WORK INSTRUCTIONS
Count how many lines of the material contain the string "FORM", then give that number and nothing more.

RECORDS FOR THE TASK

----------

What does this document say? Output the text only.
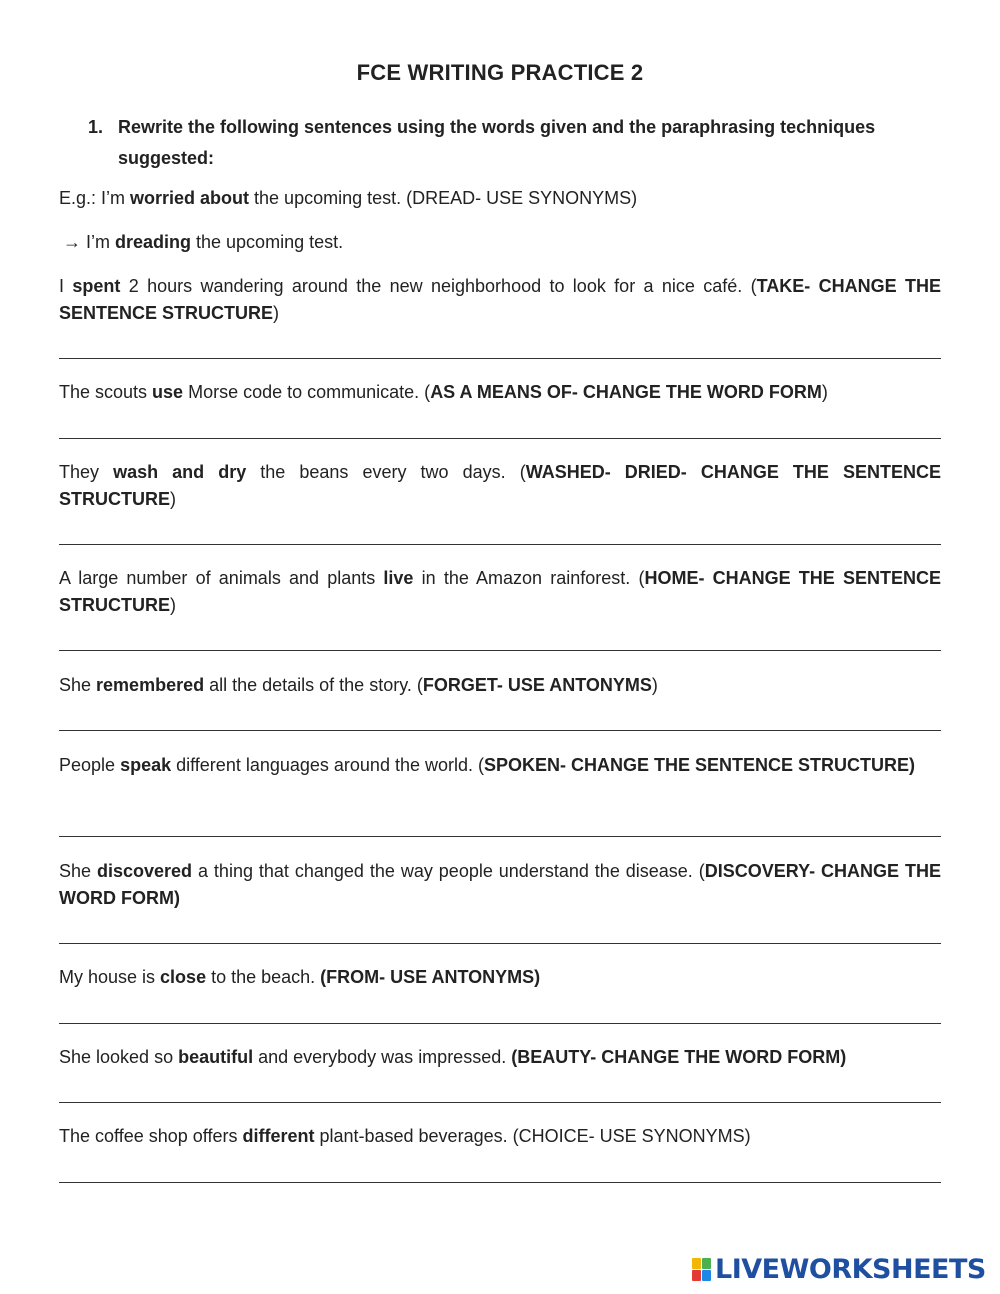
FCE WRITING PRACTICE 2
1. Rewrite the following sentences using the words given and the paraphrasing techniques suggested:
E.g.: I’m worried about the upcoming test. (DREAD- USE SYNONYMS)
→ I’m dreading the upcoming test.
I spent 2 hours wandering around the new neighborhood to look for a nice café. (TAKE- CHANGE THE SENTENCE STRUCTURE)
The scouts use Morse code to communicate. (AS A MEANS OF- CHANGE THE WORD FORM)
They wash and dry the beans every two days. (WASHED- DRIED- CHANGE THE SENTENCE STRUCTURE)
A large number of animals and plants live in the Amazon rainforest. (HOME- CHANGE THE SENTENCE STRUCTURE)
She remembered all the details of the story. (FORGET- USE ANTONYMS)
People speak different languages around the world. (SPOKEN- CHANGE THE SENTENCE STRUCTURE)
She discovered a thing that changed the way people understand the disease. (DISCOVERY- CHANGE THE WORD FORM)
My house is close to the beach. (FROM- USE ANTONYMS)
She looked so beautiful and everybody was impressed. (BEAUTY- CHANGE THE WORD FORM)
The coffee shop offers different plant-based beverages. (CHOICE- USE SYNONYMS)
LIVEWORKSHEETS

----------

WRITTEN RESPONSE
3